TASK REQUIREMENTS: All of the records below should be output exactly.

____________

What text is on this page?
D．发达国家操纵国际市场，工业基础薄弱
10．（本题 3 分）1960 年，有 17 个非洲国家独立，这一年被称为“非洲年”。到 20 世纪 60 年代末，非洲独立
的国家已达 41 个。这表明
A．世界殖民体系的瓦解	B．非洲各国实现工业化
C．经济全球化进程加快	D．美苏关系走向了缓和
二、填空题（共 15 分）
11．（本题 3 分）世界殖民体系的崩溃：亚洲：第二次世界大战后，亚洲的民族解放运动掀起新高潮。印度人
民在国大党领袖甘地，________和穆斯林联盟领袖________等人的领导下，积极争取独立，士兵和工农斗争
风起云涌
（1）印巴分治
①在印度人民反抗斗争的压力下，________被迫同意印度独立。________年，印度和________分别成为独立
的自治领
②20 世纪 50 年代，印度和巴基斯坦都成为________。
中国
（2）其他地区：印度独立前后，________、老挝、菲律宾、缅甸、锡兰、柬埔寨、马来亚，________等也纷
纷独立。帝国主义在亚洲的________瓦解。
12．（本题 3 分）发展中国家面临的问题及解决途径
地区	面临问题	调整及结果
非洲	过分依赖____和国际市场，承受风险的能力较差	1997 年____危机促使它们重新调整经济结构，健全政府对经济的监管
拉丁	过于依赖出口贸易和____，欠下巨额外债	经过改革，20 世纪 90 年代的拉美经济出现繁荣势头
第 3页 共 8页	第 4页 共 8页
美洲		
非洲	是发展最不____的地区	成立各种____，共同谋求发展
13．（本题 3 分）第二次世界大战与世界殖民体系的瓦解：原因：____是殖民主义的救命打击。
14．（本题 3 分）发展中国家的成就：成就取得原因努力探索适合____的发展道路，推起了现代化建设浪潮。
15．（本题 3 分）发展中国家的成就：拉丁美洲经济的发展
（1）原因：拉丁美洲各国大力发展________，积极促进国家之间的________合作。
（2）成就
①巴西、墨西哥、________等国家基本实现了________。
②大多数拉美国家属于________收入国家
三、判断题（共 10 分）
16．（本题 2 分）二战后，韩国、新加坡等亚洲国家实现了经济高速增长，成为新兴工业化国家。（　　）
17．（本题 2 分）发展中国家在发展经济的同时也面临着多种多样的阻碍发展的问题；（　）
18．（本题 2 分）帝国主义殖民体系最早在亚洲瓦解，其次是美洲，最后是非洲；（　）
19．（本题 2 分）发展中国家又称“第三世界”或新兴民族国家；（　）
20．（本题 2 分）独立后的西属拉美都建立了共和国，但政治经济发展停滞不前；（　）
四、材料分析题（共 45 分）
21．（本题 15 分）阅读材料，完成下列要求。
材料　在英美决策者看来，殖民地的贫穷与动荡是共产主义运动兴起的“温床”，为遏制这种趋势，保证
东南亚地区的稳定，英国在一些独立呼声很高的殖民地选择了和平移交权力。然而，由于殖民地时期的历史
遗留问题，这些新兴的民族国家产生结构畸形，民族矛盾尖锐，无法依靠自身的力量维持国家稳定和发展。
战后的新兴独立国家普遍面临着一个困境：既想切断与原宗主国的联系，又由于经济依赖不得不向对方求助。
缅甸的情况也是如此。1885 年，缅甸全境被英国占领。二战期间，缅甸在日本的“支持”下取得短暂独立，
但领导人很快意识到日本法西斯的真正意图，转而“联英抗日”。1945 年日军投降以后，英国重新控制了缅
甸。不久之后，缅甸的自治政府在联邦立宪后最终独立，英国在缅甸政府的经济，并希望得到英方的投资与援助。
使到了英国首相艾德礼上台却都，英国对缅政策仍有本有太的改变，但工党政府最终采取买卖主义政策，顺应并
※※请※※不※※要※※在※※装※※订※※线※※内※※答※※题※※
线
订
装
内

____________

SOLUTION TO THIS EXERCISE:
What text is on this page?
D．发达国家操纵国际市场，工业基础薄弱
10．（本题 3 分）1960 年，有 17 个非洲国家独立，这一年被称为“非洲年”。到 20 世纪 60 年代末，非洲独立
的国家已达 41 个。这表明
A．世界殖民体系的瓦解	B．非洲各国实现工业化
C．经济全球化进程加快	D．美苏关系走向了缓和
二、填空题（共 15 分）
11．（本题 3 分）世界殖民体系的崩溃：亚洲：第二次世界大战后，亚洲的民族解放运动掀起新高潮。印度人
民在国大党领袖甘地，________和穆斯林联盟领袖________等人的领导下，积极争取独立，士兵和工农斗争
风起云涌
（1）印巴分治
①在印度人民反抗斗争的压力下，________被迫同意印度独立。________年，印度和________分别成为独立
的自治领
②20 世纪 50 年代，印度和巴基斯坦都成为________。
中国
（2）其他地区：印度独立前后，________、老挝、菲律宾、缅甸、锡兰、柬埔寨、马来亚，________等也纷
纷独立。帝国主义在亚洲的________瓦解。
12．（本题 3 分）发展中国家面临的问题及解决途径
地区	面临问题	调整及结果
非洲	过分依赖____和国际市场，承受风险的能力较差	1997 年____危机促使它们重新调整经济结构，健全政府对经济的监管
拉丁	过于依赖出口贸易和____，欠下巨额外债	经过改革，20 世纪 90 年代的拉美经济出现繁荣势头
第 3页 共 8页	第 4页 共 8页
美洲		
非洲	是发展最不____的地区	成立各种____，共同谋求发展
13．（本题 3 分）第二次世界大战与世界殖民体系的瓦解：原因：____是殖民主义的救命打击。
14．（本题 3 分）发展中国家的成就：成就取得原因努力探索适合____的发展道路，推起了现代化建设浪潮。
15．（本题 3 分）发展中国家的成就：拉丁美洲经济的发展
（1）原因：拉丁美洲各国大力发展________，积极促进国家之间的________合作。
（2）成就
①巴西、墨西哥、________等国家基本实现了________。
②大多数拉美国家属于________收入国家
三、判断题（共 10 分）
16．（本题 2 分）二战后，韩国、新加坡等亚洲国家实现了经济高速增长，成为新兴工业化国家。（　　）
17．（本题 2 分）发展中国家在发展经济的同时也面临着多种多样的阻碍发展的问题；（　）
18．（本题 2 分）帝国主义殖民体系最早在亚洲瓦解，其次是美洲，最后是非洲；（　）
19．（本题 2 分）发展中国家又称“第三世界”或新兴民族国家；（　）
20．（本题 2 分）独立后的西属拉美都建立了共和国，但政治经济发展停滞不前；（　）
四、材料分析题（共 45 分）
21．（本题 15 分）阅读材料，完成下列要求。
材料　在英美决策者看来，殖民地的贫穷与动荡是共产主义运动兴起的“温床”，为遏制这种趋势，保证
东南亚地区的稳定，英国在一些独立呼声很高的殖民地选择了和平移交权力。然而，由于殖民地时期的历史
遗留问题，这些新兴的民族国家产生结构畸形，民族矛盾尖锐，无法依靠自身的力量维持国家稳定和发展。
战后的新兴独立国家普遍面临着一个困境：既想切断与原宗主国的联系，又由于经济依赖不得不向对方求助。
缅甸的情况也是如此。1885 年，缅甸全境被英国占领。二战期间，缅甸在日本的“支持”下取得短暂独立，
但领导人很快意识到日本法西斯的真正意图，转而“联英抗日”。1945 年日军投降以后，英国重新控制了缅
甸。不久之后，缅甸的自治政府在联邦立宪后最终独立，英国在缅甸政府的经济，并希望得到英方的投资与援助。
使到了英国首相艾德礼上台却都，英国对缅政策仍有本有太的改变，但工党政府最终采取买卖主义政策，顺应并
※※请※※不※※要※※在※※装※※订※※线※※内※※答※※题※※
线
订
装
内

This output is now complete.